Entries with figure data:
===
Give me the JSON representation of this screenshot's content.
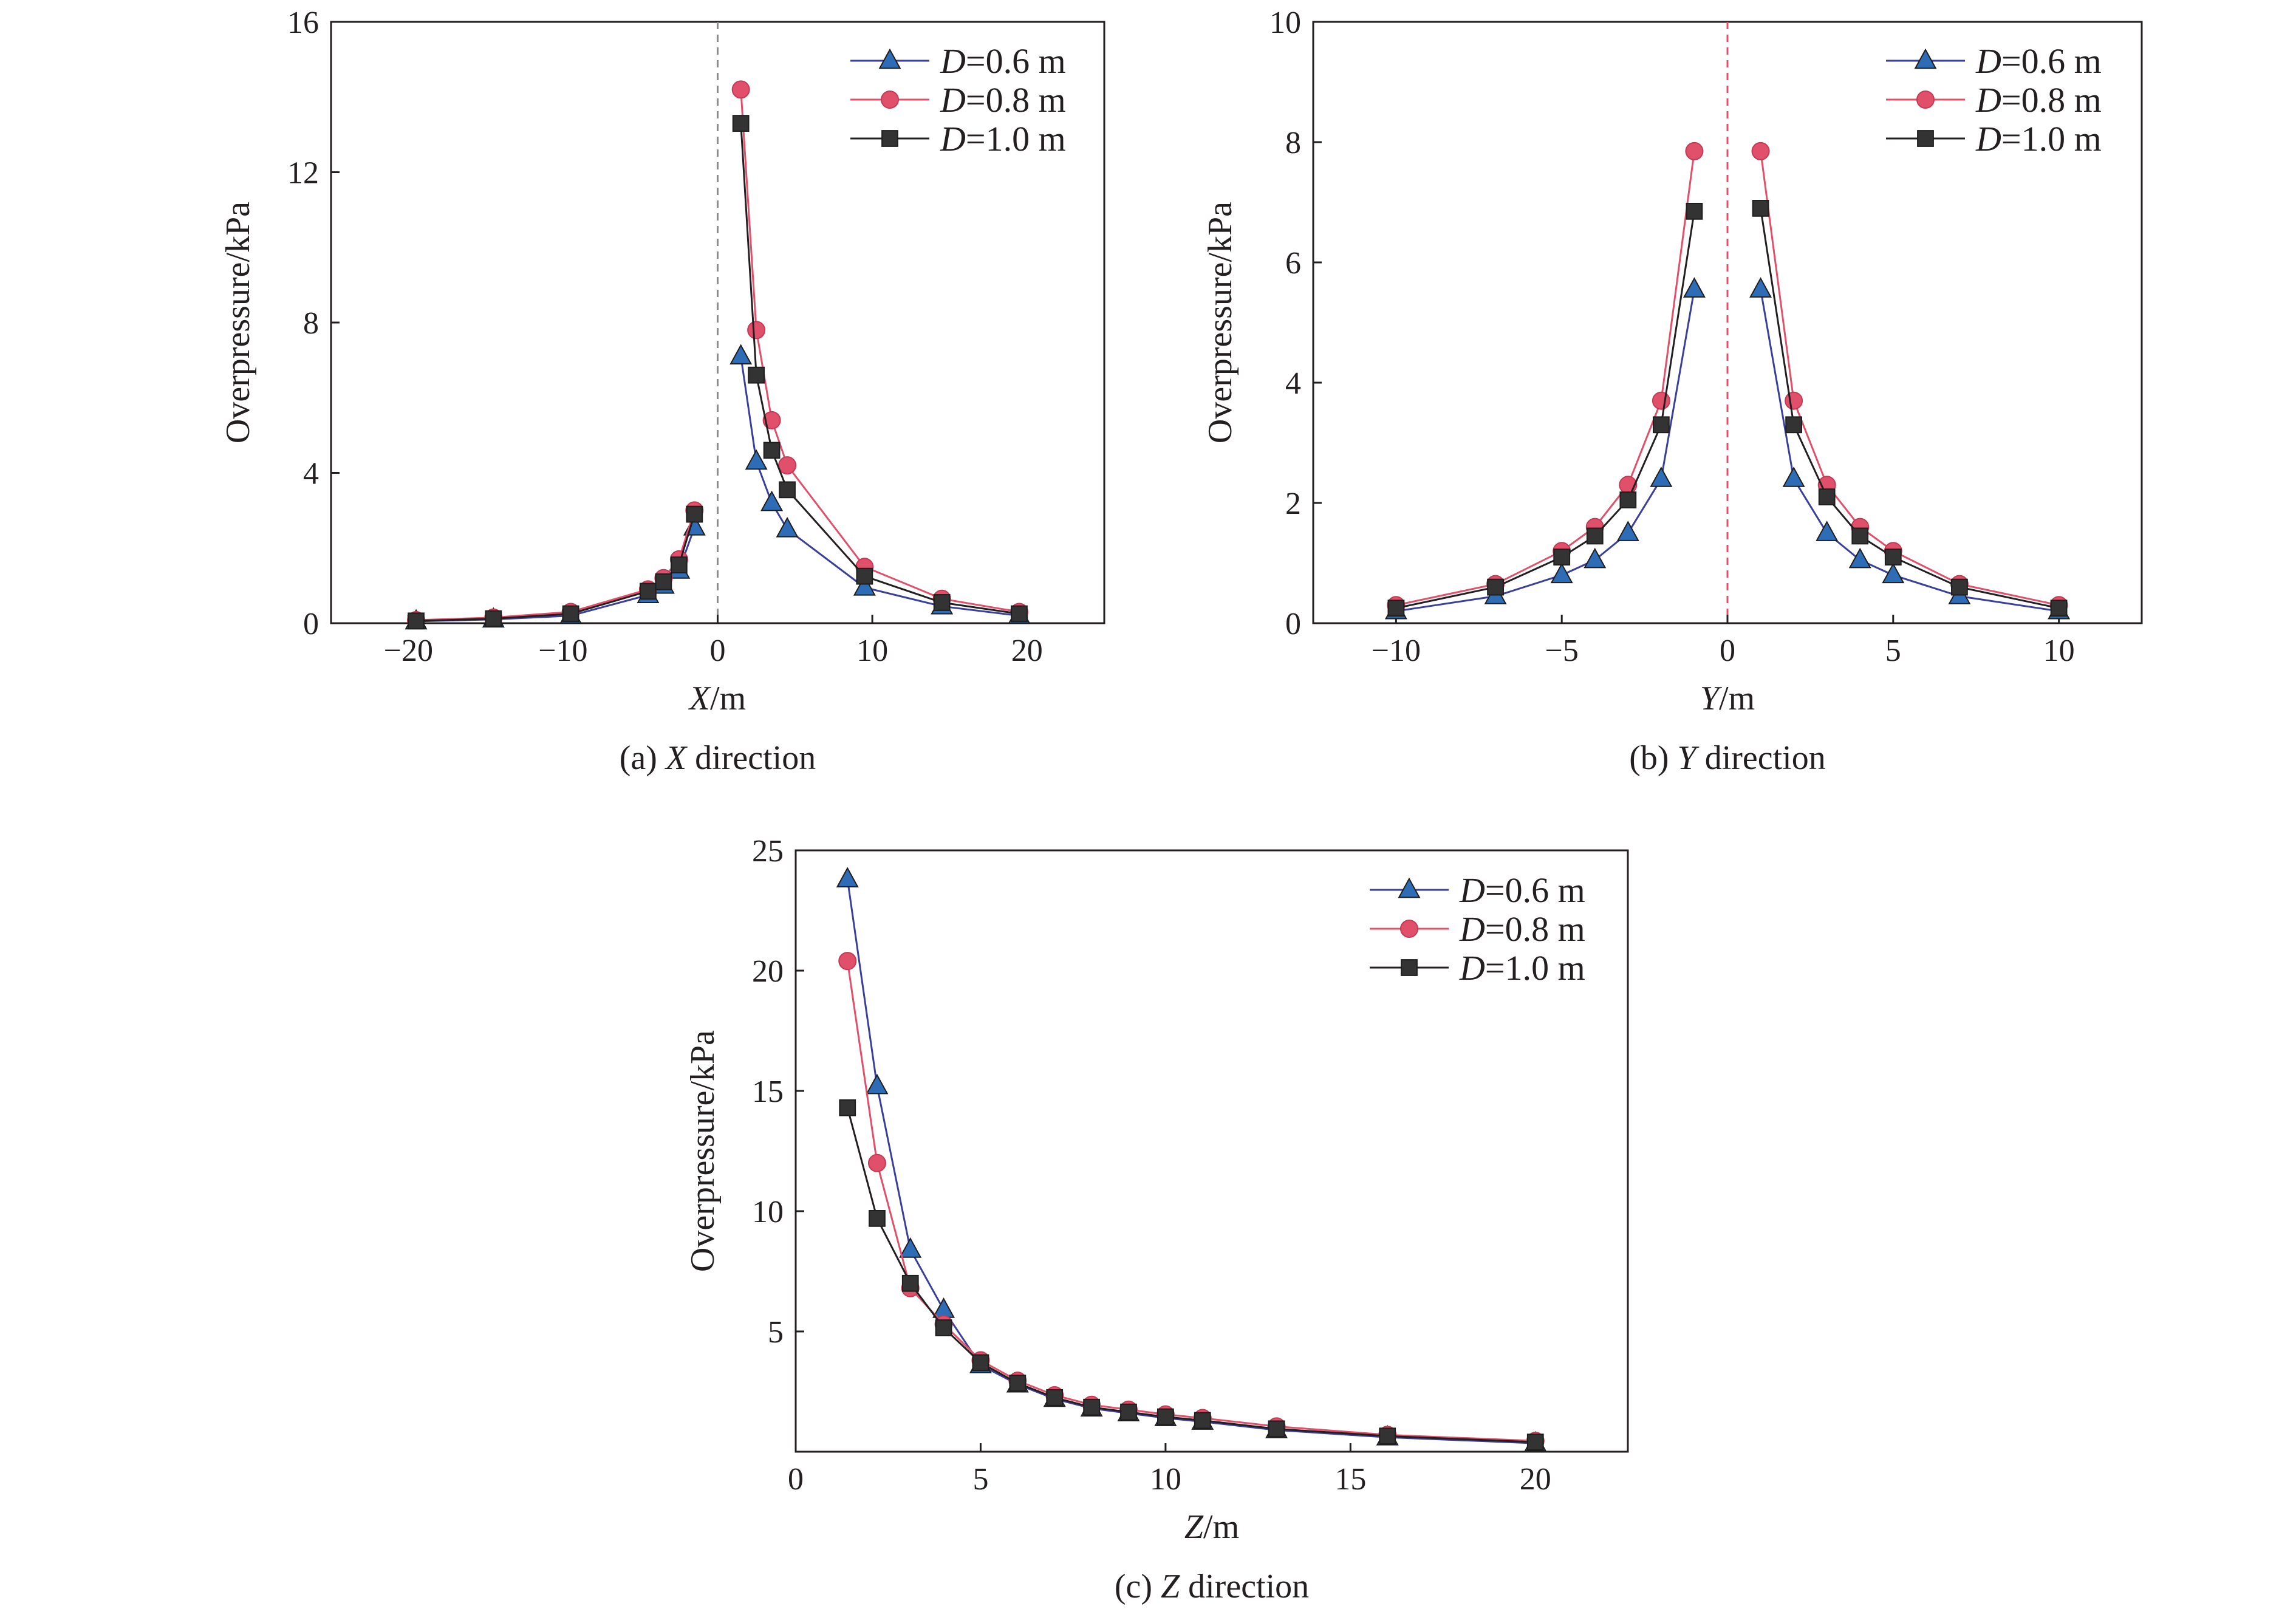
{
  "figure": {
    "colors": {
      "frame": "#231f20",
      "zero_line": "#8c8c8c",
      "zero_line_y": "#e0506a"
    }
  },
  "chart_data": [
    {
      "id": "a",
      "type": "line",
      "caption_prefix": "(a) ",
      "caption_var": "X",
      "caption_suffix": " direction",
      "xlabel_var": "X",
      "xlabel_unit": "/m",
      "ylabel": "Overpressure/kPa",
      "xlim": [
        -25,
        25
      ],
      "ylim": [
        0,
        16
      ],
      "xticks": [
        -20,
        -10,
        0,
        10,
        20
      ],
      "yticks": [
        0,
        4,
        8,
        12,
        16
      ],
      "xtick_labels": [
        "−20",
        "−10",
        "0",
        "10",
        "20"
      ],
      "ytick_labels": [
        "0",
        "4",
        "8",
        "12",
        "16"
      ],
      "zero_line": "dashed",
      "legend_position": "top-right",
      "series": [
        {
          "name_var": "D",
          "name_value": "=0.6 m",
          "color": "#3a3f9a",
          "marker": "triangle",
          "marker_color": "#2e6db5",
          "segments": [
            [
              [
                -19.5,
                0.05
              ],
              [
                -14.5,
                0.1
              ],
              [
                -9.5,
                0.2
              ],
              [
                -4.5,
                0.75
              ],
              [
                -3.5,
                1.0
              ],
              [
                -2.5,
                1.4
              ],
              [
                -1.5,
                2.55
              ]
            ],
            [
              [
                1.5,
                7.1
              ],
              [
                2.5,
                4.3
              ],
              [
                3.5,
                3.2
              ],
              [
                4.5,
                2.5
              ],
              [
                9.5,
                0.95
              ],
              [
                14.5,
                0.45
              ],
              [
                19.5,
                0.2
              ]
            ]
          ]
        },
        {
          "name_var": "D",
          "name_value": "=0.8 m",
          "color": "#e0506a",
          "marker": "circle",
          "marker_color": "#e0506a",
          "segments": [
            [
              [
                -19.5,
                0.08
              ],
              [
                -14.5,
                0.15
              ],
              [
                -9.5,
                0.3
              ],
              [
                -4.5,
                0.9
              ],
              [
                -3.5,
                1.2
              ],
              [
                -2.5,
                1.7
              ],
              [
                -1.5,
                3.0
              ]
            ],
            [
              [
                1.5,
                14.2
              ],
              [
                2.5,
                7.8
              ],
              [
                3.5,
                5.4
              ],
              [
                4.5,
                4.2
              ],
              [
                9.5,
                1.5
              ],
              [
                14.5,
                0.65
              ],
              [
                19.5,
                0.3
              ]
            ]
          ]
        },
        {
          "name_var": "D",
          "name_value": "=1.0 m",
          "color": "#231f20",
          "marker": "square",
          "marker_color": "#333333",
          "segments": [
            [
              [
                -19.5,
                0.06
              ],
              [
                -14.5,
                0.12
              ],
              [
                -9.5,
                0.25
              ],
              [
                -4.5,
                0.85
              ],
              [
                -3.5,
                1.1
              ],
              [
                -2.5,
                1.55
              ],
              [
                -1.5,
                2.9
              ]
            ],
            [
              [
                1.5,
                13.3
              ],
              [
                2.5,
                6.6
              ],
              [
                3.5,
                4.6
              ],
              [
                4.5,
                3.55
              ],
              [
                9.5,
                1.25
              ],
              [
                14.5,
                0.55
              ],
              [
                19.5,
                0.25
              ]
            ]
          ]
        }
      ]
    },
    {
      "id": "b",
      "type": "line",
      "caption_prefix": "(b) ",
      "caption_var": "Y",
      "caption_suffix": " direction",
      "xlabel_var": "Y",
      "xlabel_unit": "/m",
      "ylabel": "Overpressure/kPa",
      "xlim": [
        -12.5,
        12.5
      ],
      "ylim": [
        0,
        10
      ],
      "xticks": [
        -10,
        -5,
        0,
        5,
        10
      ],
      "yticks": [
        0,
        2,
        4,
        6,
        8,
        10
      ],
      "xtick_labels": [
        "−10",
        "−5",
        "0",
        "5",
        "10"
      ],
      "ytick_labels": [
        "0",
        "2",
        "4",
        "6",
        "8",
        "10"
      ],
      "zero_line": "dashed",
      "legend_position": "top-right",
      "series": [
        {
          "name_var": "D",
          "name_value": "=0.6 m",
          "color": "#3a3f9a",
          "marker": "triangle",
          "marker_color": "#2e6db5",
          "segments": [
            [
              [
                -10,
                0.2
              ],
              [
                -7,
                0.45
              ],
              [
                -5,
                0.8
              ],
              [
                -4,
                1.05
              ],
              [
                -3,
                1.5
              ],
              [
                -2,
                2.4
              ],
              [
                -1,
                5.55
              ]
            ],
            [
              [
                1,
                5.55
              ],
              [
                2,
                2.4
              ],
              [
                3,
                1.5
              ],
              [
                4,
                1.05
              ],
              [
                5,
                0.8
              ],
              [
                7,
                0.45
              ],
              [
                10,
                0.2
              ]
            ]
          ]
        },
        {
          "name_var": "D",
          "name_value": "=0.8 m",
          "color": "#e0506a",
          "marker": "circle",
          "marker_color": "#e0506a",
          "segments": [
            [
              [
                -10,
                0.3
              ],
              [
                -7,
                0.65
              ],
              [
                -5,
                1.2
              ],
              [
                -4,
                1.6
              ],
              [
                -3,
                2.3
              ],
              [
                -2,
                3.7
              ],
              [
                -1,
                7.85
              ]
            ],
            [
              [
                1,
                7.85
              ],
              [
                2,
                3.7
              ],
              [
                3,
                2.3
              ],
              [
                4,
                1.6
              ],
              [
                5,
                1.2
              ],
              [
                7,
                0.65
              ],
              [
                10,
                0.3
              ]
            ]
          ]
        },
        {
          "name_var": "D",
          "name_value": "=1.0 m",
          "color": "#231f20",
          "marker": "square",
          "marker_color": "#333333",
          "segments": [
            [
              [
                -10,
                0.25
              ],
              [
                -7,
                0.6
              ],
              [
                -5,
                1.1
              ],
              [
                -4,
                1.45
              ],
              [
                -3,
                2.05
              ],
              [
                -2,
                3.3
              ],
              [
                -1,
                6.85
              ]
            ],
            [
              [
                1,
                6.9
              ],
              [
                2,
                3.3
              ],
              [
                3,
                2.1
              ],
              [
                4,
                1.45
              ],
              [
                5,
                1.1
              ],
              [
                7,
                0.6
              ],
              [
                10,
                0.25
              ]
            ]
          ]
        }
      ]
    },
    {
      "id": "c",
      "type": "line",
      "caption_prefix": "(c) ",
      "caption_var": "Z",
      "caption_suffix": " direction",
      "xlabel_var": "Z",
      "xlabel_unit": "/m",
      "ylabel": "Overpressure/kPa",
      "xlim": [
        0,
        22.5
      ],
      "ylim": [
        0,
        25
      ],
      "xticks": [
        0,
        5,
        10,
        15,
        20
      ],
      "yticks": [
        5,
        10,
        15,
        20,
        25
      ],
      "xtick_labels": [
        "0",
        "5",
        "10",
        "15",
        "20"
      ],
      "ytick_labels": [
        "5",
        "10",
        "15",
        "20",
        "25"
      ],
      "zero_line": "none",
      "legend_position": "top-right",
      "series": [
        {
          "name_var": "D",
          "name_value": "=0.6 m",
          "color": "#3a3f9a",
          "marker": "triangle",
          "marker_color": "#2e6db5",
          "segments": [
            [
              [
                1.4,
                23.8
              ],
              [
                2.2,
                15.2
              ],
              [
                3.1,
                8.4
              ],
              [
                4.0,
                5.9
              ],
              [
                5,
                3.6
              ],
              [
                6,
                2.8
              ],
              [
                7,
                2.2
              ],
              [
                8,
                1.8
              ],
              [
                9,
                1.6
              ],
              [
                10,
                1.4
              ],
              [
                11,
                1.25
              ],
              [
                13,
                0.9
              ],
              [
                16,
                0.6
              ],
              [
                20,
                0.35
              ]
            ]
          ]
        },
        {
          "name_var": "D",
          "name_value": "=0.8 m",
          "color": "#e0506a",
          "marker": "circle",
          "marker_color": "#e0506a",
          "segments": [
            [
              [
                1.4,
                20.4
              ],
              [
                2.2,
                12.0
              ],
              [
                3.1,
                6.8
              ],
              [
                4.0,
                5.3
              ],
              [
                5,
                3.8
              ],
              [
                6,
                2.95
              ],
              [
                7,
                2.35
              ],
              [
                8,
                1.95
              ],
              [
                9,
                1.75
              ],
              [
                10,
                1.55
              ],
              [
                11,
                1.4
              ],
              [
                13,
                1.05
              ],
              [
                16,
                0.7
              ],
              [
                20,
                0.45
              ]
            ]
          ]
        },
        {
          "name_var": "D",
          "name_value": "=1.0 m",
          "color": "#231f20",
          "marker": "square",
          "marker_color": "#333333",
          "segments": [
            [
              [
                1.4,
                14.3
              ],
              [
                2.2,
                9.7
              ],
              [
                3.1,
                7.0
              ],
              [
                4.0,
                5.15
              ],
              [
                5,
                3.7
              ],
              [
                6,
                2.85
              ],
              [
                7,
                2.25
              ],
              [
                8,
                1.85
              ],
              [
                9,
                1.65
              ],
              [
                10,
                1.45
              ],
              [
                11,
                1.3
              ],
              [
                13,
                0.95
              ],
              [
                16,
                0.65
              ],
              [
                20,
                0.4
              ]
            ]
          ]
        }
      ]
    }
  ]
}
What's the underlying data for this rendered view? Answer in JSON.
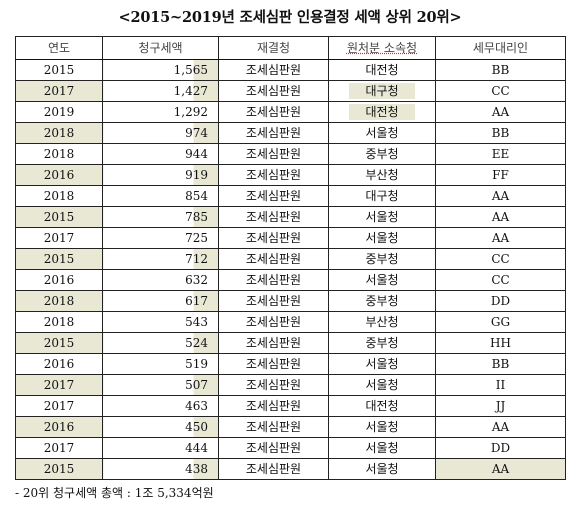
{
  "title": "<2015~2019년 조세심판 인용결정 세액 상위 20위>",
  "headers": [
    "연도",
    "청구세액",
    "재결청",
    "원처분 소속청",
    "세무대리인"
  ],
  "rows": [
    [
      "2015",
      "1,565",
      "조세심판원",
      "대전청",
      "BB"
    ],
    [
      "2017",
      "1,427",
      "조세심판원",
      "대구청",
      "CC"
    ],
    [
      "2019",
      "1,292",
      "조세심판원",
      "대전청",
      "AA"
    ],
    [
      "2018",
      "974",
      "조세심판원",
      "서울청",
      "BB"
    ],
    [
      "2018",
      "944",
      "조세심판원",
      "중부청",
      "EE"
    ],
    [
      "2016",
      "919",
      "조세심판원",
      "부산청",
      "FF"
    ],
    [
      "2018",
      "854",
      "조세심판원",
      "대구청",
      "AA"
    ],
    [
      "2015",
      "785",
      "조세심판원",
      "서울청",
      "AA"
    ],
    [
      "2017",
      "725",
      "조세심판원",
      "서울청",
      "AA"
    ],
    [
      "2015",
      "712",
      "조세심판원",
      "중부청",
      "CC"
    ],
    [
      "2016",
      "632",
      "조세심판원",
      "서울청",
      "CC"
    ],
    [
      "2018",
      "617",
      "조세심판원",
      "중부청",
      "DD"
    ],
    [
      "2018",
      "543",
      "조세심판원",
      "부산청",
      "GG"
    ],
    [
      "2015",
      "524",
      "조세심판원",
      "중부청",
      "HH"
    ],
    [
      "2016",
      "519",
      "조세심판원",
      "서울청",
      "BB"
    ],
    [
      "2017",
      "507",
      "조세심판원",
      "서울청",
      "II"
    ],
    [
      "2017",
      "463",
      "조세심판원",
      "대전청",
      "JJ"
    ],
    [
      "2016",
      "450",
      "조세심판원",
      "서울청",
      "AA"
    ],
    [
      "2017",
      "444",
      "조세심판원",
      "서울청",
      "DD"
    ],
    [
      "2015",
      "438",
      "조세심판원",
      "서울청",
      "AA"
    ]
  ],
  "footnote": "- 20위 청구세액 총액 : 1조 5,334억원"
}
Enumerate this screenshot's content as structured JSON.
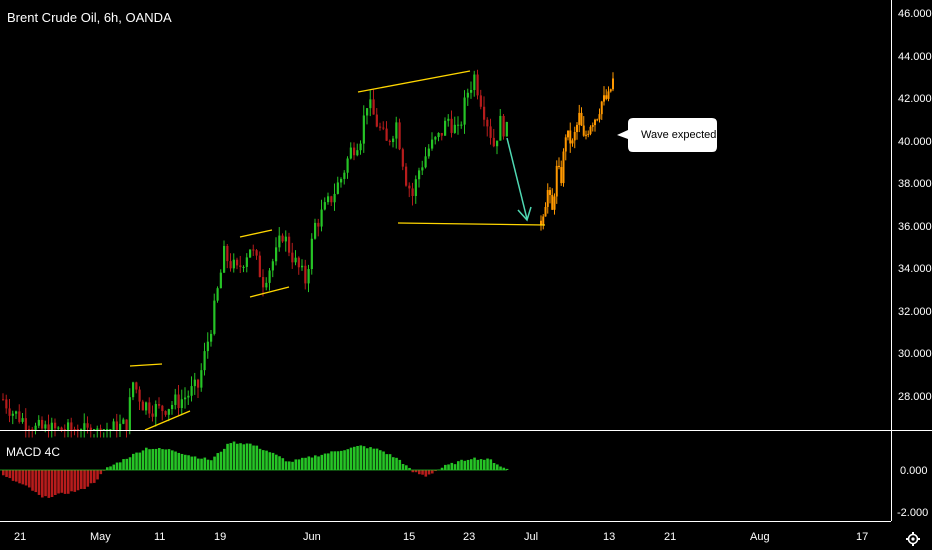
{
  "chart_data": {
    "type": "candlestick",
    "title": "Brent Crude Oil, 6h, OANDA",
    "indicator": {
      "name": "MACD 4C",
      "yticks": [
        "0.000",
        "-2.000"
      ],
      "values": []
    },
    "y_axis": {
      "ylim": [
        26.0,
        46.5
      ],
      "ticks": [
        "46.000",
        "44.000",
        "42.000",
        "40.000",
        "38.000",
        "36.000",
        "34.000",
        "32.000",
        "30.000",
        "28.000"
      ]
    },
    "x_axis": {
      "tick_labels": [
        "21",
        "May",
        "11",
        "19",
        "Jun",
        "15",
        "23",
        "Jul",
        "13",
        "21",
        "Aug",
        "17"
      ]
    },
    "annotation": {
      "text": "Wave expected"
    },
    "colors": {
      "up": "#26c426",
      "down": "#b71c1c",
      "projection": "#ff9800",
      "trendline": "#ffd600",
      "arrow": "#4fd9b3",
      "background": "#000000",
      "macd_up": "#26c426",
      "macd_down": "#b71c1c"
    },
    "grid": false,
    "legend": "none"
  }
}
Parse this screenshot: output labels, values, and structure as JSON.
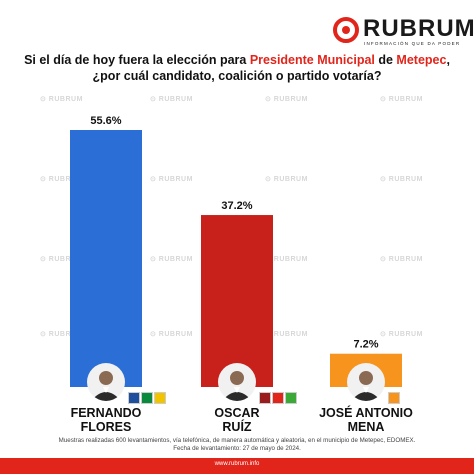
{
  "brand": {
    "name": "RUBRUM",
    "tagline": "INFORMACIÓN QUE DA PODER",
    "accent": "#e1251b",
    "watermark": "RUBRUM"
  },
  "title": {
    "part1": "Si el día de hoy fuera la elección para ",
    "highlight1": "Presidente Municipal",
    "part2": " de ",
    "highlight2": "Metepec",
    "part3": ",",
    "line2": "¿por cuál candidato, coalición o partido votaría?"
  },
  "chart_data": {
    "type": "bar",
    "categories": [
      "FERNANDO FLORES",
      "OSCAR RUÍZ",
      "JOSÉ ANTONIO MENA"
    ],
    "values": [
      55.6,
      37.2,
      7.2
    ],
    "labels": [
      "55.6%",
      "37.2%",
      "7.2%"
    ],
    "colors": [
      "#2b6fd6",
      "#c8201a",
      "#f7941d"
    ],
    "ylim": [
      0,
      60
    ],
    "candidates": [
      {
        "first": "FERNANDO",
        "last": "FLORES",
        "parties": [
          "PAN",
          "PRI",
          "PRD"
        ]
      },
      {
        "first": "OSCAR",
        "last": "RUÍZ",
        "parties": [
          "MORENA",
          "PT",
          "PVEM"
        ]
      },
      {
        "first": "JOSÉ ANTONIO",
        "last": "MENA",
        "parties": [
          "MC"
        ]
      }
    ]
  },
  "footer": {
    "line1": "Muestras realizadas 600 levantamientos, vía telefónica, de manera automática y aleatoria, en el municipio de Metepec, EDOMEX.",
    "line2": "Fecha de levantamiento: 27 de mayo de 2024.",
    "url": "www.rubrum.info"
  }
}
===
Within the data above, pick out all lines holding the word "first".

        "first": "FERNANDO",
        "first": "OSCAR",
        "first": "JOSÉ ANTONIO",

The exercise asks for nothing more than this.